==== EXERCISE MATERIALS ====

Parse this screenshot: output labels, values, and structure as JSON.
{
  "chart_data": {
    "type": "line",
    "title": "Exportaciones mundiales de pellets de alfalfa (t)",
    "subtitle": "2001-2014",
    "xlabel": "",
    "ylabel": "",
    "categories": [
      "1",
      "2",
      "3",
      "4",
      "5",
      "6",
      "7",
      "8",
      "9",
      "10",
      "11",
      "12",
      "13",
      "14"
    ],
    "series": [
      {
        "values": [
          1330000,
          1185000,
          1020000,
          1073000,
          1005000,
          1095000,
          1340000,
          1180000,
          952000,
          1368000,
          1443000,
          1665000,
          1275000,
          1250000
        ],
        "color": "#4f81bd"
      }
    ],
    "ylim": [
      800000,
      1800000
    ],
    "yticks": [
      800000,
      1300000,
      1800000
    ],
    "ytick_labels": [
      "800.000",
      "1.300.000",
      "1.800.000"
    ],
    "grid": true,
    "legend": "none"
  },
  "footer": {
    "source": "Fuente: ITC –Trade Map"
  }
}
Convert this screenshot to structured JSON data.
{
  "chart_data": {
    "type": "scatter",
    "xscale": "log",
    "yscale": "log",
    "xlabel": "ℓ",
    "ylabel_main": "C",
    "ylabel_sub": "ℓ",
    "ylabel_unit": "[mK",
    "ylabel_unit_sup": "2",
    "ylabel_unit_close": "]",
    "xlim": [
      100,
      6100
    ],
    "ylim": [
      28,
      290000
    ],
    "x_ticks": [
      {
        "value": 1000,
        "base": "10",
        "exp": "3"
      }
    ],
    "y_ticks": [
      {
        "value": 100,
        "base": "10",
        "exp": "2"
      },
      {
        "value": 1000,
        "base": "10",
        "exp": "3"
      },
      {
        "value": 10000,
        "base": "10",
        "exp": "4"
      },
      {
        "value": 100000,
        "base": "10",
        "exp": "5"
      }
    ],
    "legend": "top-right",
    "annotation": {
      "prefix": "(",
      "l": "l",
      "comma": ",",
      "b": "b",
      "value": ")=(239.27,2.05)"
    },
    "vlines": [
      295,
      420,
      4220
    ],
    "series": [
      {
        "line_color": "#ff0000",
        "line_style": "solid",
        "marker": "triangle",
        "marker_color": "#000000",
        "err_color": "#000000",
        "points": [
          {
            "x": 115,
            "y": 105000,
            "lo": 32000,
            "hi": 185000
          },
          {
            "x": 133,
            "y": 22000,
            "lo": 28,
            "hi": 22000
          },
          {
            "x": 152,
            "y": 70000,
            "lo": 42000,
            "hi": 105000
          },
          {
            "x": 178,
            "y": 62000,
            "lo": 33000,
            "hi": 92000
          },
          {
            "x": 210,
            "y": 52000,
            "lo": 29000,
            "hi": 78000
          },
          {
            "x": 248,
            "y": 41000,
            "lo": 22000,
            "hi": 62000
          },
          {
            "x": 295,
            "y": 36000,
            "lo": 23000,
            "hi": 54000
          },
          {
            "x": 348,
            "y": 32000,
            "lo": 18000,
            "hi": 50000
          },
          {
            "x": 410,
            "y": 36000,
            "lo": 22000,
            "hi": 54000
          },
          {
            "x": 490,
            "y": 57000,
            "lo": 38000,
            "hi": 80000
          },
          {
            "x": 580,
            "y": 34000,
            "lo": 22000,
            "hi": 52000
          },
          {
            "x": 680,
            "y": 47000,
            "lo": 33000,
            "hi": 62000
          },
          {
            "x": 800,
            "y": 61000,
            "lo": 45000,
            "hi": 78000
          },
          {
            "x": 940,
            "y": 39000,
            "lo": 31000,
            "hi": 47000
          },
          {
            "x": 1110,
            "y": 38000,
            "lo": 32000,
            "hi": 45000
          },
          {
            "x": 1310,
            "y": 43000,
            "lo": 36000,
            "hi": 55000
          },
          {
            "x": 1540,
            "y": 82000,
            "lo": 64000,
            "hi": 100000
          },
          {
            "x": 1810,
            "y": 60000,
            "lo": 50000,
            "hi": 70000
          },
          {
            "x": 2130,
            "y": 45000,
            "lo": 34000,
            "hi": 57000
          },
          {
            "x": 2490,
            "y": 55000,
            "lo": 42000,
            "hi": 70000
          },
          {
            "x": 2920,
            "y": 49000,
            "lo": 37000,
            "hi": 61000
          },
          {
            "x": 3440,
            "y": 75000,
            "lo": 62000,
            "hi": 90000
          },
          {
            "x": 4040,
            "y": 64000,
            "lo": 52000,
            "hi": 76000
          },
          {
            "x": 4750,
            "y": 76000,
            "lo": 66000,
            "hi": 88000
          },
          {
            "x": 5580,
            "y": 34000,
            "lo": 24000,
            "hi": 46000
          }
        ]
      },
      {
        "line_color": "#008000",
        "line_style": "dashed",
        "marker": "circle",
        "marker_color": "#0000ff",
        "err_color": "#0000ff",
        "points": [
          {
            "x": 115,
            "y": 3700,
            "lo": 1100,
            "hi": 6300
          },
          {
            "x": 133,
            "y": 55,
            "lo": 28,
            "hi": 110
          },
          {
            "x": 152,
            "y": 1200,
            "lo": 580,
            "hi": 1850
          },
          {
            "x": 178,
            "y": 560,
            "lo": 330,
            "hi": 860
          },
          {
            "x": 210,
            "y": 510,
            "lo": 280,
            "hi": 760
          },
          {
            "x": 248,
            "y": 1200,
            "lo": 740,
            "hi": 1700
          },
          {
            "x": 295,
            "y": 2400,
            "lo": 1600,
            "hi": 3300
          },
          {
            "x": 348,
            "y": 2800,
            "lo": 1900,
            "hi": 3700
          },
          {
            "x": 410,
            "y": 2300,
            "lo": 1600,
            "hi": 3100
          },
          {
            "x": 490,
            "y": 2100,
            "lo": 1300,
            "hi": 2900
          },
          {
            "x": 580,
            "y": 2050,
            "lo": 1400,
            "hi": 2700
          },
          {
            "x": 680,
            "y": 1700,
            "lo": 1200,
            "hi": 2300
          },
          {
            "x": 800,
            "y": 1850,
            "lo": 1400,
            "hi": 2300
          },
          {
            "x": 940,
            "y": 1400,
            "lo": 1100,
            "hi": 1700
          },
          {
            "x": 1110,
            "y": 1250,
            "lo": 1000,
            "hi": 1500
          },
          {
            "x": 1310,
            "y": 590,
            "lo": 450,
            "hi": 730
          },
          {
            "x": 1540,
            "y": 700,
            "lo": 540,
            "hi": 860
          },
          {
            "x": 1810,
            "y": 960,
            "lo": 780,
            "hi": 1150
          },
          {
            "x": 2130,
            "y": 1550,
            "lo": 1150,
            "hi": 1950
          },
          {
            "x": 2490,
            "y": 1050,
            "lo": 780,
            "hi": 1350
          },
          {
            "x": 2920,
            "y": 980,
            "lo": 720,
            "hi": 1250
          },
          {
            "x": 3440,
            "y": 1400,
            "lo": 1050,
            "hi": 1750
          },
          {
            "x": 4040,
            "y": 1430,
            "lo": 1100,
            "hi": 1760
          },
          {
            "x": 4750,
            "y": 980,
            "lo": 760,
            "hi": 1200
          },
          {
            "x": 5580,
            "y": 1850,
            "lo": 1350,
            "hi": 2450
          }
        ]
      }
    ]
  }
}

====

Copy whichever lines in the listing above contain the word "JSON".

- ANSWER TO THIS TASK
Parse this screenshot: output labels, values, and structure as JSON.
Convert this screenshot to structured JSON data.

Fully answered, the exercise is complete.